=== INFORMATION PROVIDED ===

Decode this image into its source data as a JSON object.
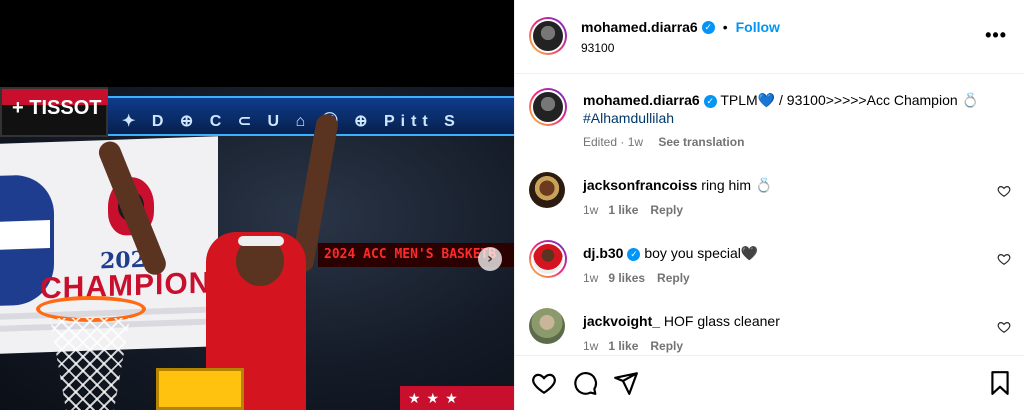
{
  "post": {
    "username": "mohamed.diarra6",
    "subtitle": "93100",
    "follow_label": "Follow",
    "dot": "•",
    "more_label": "•••",
    "next_label": "›"
  },
  "photo_scene": {
    "tissot": "+ TISSOT",
    "scoreboard": "✦ D ⊕ C ⊂ U ⌂ Ⓣ ⊕ Pitt S",
    "ticker": "2024 ACC MEN'S BASKETB",
    "champ_year": "2024",
    "champ_text": "CHAMPIONS",
    "stars": "★★★"
  },
  "caption": {
    "username": "mohamed.diarra6",
    "text": "TPLM💙 / 93100>>>>>Acc Champion 💍",
    "hashtag": "#Alhamdullilah",
    "meta": "Edited · 1w",
    "see_translation": "See translation"
  },
  "comments": [
    {
      "username": "jacksonfrancoiss",
      "verified": false,
      "text": "ring him 💍",
      "time": "1w",
      "likes": "1 like",
      "reply": "Reply"
    },
    {
      "username": "dj.b30",
      "verified": true,
      "text": "boy you special🖤",
      "time": "1w",
      "likes": "9 likes",
      "reply": "Reply"
    },
    {
      "username": "jackvoight_",
      "verified": false,
      "text": "HOF glass cleaner",
      "time": "1w",
      "likes": "1 like",
      "reply": "Reply"
    }
  ],
  "colors": {
    "accent": "#0095f6",
    "meta": "#737373",
    "hashtag": "#00376b"
  }
}
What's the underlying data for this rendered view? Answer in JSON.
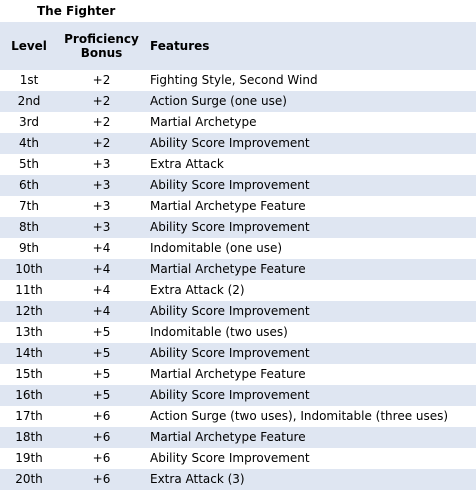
{
  "title": "The Fighter",
  "columns": {
    "level": "Level",
    "proficiency_line1": "Proficiency",
    "proficiency_line2": "Bonus",
    "features": "Features"
  },
  "rows": [
    {
      "level": "1st",
      "prof": "+2",
      "features": "Fighting Style, Second Wind"
    },
    {
      "level": "2nd",
      "prof": "+2",
      "features": "Action Surge (one use)"
    },
    {
      "level": "3rd",
      "prof": "+2",
      "features": "Martial Archetype"
    },
    {
      "level": "4th",
      "prof": "+2",
      "features": "Ability Score Improvement"
    },
    {
      "level": "5th",
      "prof": "+3",
      "features": "Extra Attack"
    },
    {
      "level": "6th",
      "prof": "+3",
      "features": "Ability Score Improvement"
    },
    {
      "level": "7th",
      "prof": "+3",
      "features": "Martial Archetype Feature"
    },
    {
      "level": "8th",
      "prof": "+3",
      "features": "Ability Score Improvement"
    },
    {
      "level": "9th",
      "prof": "+4",
      "features": "Indomitable (one use)"
    },
    {
      "level": "10th",
      "prof": "+4",
      "features": "Martial Archetype Feature"
    },
    {
      "level": "11th",
      "prof": "+4",
      "features": "Extra Attack (2)"
    },
    {
      "level": "12th",
      "prof": "+4",
      "features": "Ability Score Improvement"
    },
    {
      "level": "13th",
      "prof": "+5",
      "features": "Indomitable (two uses)"
    },
    {
      "level": "14th",
      "prof": "+5",
      "features": "Ability Score Improvement"
    },
    {
      "level": "15th",
      "prof": "+5",
      "features": "Martial Archetype Feature"
    },
    {
      "level": "16th",
      "prof": "+5",
      "features": "Ability Score Improvement"
    },
    {
      "level": "17th",
      "prof": "+6",
      "features": "Action Surge (two uses), Indomitable (three uses)"
    },
    {
      "level": "18th",
      "prof": "+6",
      "features": "Martial Archetype Feature"
    },
    {
      "level": "19th",
      "prof": "+6",
      "features": "Ability Score Improvement"
    },
    {
      "level": "20th",
      "prof": "+6",
      "features": "Extra Attack (3)"
    }
  ],
  "colors": {
    "stripe": "#dfe6f2",
    "background": "#ffffff",
    "text": "#000000"
  }
}
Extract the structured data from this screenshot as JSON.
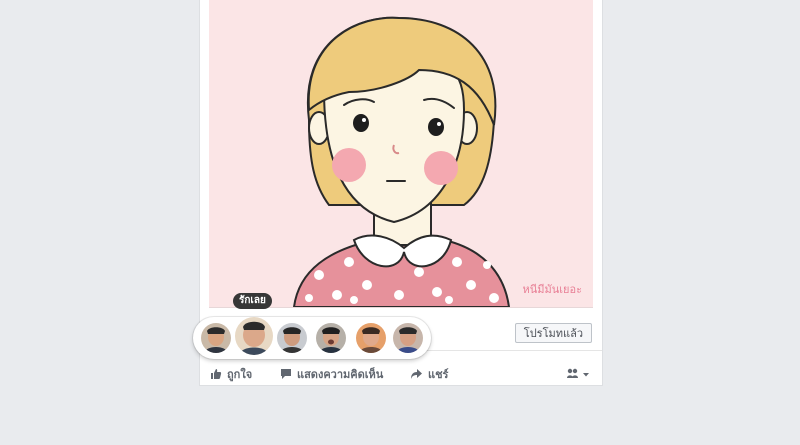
{
  "post": {
    "watermark": "หนีมีมันเยอะ",
    "promote_label": "โปรโมทแล้ว"
  },
  "reactions": {
    "tooltip": "รักเลย",
    "faces": [
      "reaction-1",
      "reaction-2",
      "reaction-3",
      "reaction-4",
      "reaction-5",
      "reaction-6"
    ]
  },
  "actions": {
    "like": "ถูกใจ",
    "comment": "แสดงความคิดเห็น",
    "share": "แชร์"
  },
  "colors": {
    "page_bg": "#e9ebee",
    "image_bg": "#fbe5e6",
    "hair": "#eecb7c",
    "shirt": "#e6919b",
    "tooltip_bg": "#373737"
  }
}
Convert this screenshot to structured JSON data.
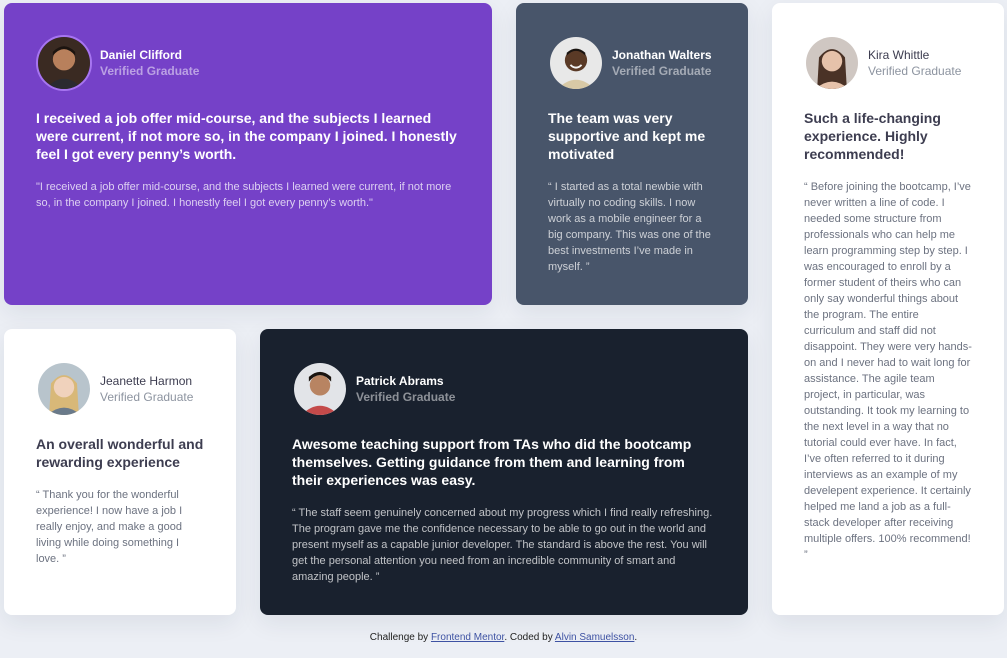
{
  "colors": {
    "page_background": "#eceff5",
    "purple_card": "#7541c8",
    "grey_card": "#48556a",
    "white_card": "#ffffff",
    "dark_card": "#19212e",
    "link": "#3e52a3"
  },
  "testimonials": [
    {
      "name": "Daniel Clifford",
      "role": "Verified Graduate",
      "headline": "I received a job offer mid-course, and the subjects I learned were current, if not more so, in the company I joined. I honestly feel I got every penny’s worth.",
      "quote": "\"I received a job offer mid-course, and the subjects I learned were current, if not more so, in the company I joined. I honestly feel I got every penny’s worth.\"",
      "avatar_icon": "avatar-photo-daniel"
    },
    {
      "name": "Jonathan Walters",
      "role": "Verified Graduate",
      "headline": "The team was very supportive and kept me motivated",
      "quote": "“ I started as a total newbie with virtually no coding skills. I now work as a mobile engineer for a big company. This was one of the best investments I’ve made in myself. ”",
      "avatar_icon": "avatar-photo-jonathan"
    },
    {
      "name": "Kira Whittle",
      "role": "Verified Graduate",
      "headline": "Such a life-changing experience. Highly recommended!",
      "quote": "“ Before joining the bootcamp, I’ve never written a line of code. I needed some structure from professionals who can help me learn programming step by step. I was encouraged to enroll by a former student of theirs who can only say wonderful things about the program. The entire curriculum and staff did not disappoint. They were very hands-on and I never had to wait long for assistance. The agile team project, in particular, was outstanding. It took my learning to the next level in a way that no tutorial could ever have. In fact, I’ve often referred to it during interviews as an example of my develepent experience. It certainly helped me land a job as a full-stack developer after receiving multiple offers. 100% recommend! ”",
      "avatar_icon": "avatar-photo-kira"
    },
    {
      "name": "Jeanette Harmon",
      "role": "Verified Graduate",
      "headline": "An overall wonderful and rewarding experience",
      "quote": "“ Thank you for the wonderful experience! I now have a job I really enjoy, and make a good living while doing something I love. ”",
      "avatar_icon": "avatar-photo-jeanette"
    },
    {
      "name": "Patrick Abrams",
      "role": "Verified Graduate",
      "headline": "Awesome teaching support from TAs who did the bootcamp themselves. Getting guidance from them and learning from their experiences was easy.",
      "quote": "“ The staff seem genuinely concerned about my progress which I find really refreshing. The program gave me the confidence necessary to be able to go out in the world and present myself as a capable junior developer. The standard is above the rest. You will get the personal attention you need from an incredible community of smart and amazing people. ”",
      "avatar_icon": "avatar-photo-patrick"
    }
  ],
  "attribution": {
    "prefix": "Challenge by ",
    "link1": "Frontend Mentor",
    "middle": ". Coded by ",
    "link2": "Alvin Samuelsson",
    "suffix": "."
  }
}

===

**PROBLEM**
Pictures in the data above should not be copied; transcribe everything else exactly.

**EXERCISE ANSWER**
Decode this image into its source data as a JSON object.
{
  "post": {
    "username": "mohamed.diarra6",
    "subtitle": "93100",
    "follow_label": "Follow",
    "dot": "•",
    "more_label": "•••",
    "next_label": "›"
  },
  "photo_scene": {
    "tissot": "+ TISSOT",
    "scoreboard": "✦ D ⊕ C ⊂ U ⌂ Ⓣ ⊕ Pitt S",
    "ticker": "2024 ACC MEN'S BASKETB",
    "champ_year": "2024",
    "champ_text": "CHAMPIONS",
    "stars": "★★★"
  },
  "caption": {
    "username": "mohamed.diarra6",
    "text": "TPLM💙 / 93100>>>>>Acc Champion 💍",
    "hashtag": "#Alhamdullilah",
    "meta": "Edited · 1w",
    "see_translation": "See translation"
  },
  "comments": [
    {
      "username": "jacksonfrancoiss",
      "verified": false,
      "text": "ring him 💍",
      "time": "1w",
      "likes": "1 like",
      "reply": "Reply"
    },
    {
      "username": "dj.b30",
      "verified": true,
      "text": "boy you special🖤",
      "time": "1w",
      "likes": "9 likes",
      "reply": "Reply"
    },
    {
      "username": "jackvoight_",
      "verified": false,
      "text": "HOF glass cleaner",
      "time": "1w",
      "likes": "1 like",
      "reply": "Reply"
    }
  ],
  "colors": {
    "accent": "#0095f6",
    "meta": "#737373",
    "hashtag": "#00376b"
  }
}
What's the underlying data for this rendered view? Answer in JSON.
{
  "title": "The Fighter",
  "columns": {
    "level": "Level",
    "proficiency_line1": "Proficiency",
    "proficiency_line2": "Bonus",
    "features": "Features"
  },
  "rows": [
    {
      "level": "1st",
      "prof": "+2",
      "features": "Fighting Style, Second Wind"
    },
    {
      "level": "2nd",
      "prof": "+2",
      "features": "Action Surge (one use)"
    },
    {
      "level": "3rd",
      "prof": "+2",
      "features": "Martial Archetype"
    },
    {
      "level": "4th",
      "prof": "+2",
      "features": "Ability Score Improvement"
    },
    {
      "level": "5th",
      "prof": "+3",
      "features": "Extra Attack"
    },
    {
      "level": "6th",
      "prof": "+3",
      "features": "Ability Score Improvement"
    },
    {
      "level": "7th",
      "prof": "+3",
      "features": "Martial Archetype Feature"
    },
    {
      "level": "8th",
      "prof": "+3",
      "features": "Ability Score Improvement"
    },
    {
      "level": "9th",
      "prof": "+4",
      "features": "Indomitable (one use)"
    },
    {
      "level": "10th",
      "prof": "+4",
      "features": "Martial Archetype Feature"
    },
    {
      "level": "11th",
      "prof": "+4",
      "features": "Extra Attack (2)"
    },
    {
      "level": "12th",
      "prof": "+4",
      "features": "Ability Score Improvement"
    },
    {
      "level": "13th",
      "prof": "+5",
      "features": "Indomitable (two uses)"
    },
    {
      "level": "14th",
      "prof": "+5",
      "features": "Ability Score Improvement"
    },
    {
      "level": "15th",
      "prof": "+5",
      "features": "Martial Archetype Feature"
    },
    {
      "level": "16th",
      "prof": "+5",
      "features": "Ability Score Improvement"
    },
    {
      "level": "17th",
      "prof": "+6",
      "features": "Action Surge (two uses), Indomitable (three uses)"
    },
    {
      "level": "18th",
      "prof": "+6",
      "features": "Martial Archetype Feature"
    },
    {
      "level": "19th",
      "prof": "+6",
      "features": "Ability Score Improvement"
    },
    {
      "level": "20th",
      "prof": "+6",
      "features": "Extra Attack (3)"
    }
  ],
  "colors": {
    "stripe": "#dfe6f2",
    "background": "#ffffff",
    "text": "#000000"
  }
}
Extract the structured data from this screenshot as JSON.
{
  "post": {
    "watermark": "หนีมีมันเยอะ",
    "promote_label": "โปรโมทแล้ว"
  },
  "reactions": {
    "tooltip": "รักเลย",
    "faces": [
      "reaction-1",
      "reaction-2",
      "reaction-3",
      "reaction-4",
      "reaction-5",
      "reaction-6"
    ]
  },
  "actions": {
    "like": "ถูกใจ",
    "comment": "แสดงความคิดเห็น",
    "share": "แชร์"
  },
  "colors": {
    "page_bg": "#e9ebee",
    "image_bg": "#fbe5e6",
    "hair": "#eecb7c",
    "shirt": "#e6919b",
    "tooltip_bg": "#373737"
  }
}
Convert this screenshot to structured JSON data.
{
  "colors": {
    "page_background": "#eceff5",
    "purple_card": "#7541c8",
    "grey_card": "#48556a",
    "white_card": "#ffffff",
    "dark_card": "#19212e",
    "link": "#3e52a3"
  },
  "testimonials": [
    {
      "name": "Daniel Clifford",
      "role": "Verified Graduate",
      "headline": "I received a job offer mid-course, and the subjects I learned were current, if not more so, in the company I joined. I honestly feel I got every penny’s worth.",
      "quote": "\"I received a job offer mid-course, and the subjects I learned were current, if not more so, in the company I joined. I honestly feel I got every penny’s worth.\"",
      "avatar_icon": "avatar-photo-daniel"
    },
    {
      "name": "Jonathan Walters",
      "role": "Verified Graduate",
      "headline": "The team was very supportive and kept me motivated",
      "quote": "“ I started as a total newbie with virtually no coding skills. I now work as a mobile engineer for a big company. This was one of the best investments I’ve made in myself. ”",
      "avatar_icon": "avatar-photo-jonathan"
    },
    {
      "name": "Kira Whittle",
      "role": "Verified Graduate",
      "headline": "Such a life-changing experience. Highly recommended!",
      "quote": "“ Before joining the bootcamp, I’ve never written a line of code. I needed some structure from professionals who can help me learn programming step by step. I was encouraged to enroll by a former student of theirs who can only say wonderful things about the program. The entire curriculum and staff did not disappoint. They were very hands-on and I never had to wait long for assistance. The agile team project, in particular, was outstanding. It took my learning to the next level in a way that no tutorial could ever have. In fact, I’ve often referred to it during interviews as an example of my develepent experience. It certainly helped me land a job as a full-stack developer after receiving multiple offers. 100% recommend! ”",
      "avatar_icon": "avatar-photo-kira"
    },
    {
      "name": "Jeanette Harmon",
      "role": "Verified Graduate",
      "headline": "An overall wonderful and rewarding experience",
      "quote": "“ Thank you for the wonderful experience! I now have a job I really enjoy, and make a good living while doing something I love. ”",
      "avatar_icon": "avatar-photo-jeanette"
    },
    {
      "name": "Patrick Abrams",
      "role": "Verified Graduate",
      "headline": "Awesome teaching support from TAs who did the bootcamp themselves. Getting guidance from them and learning from their experiences was easy.",
      "quote": "“ The staff seem genuinely concerned about my progress which I find really refreshing. The program gave me the confidence necessary to be able to go out in the world and present myself as a capable junior developer. The standard is above the rest. You will get the personal attention you need from an incredible community of smart and amazing people. ”",
      "avatar_icon": "avatar-photo-patrick"
    }
  ],
  "attribution": {
    "prefix": "Challenge by ",
    "link1": "Frontend Mentor",
    "middle": ". Coded by ",
    "link2": "Alvin Samuelsson",
    "suffix": "."
  }
}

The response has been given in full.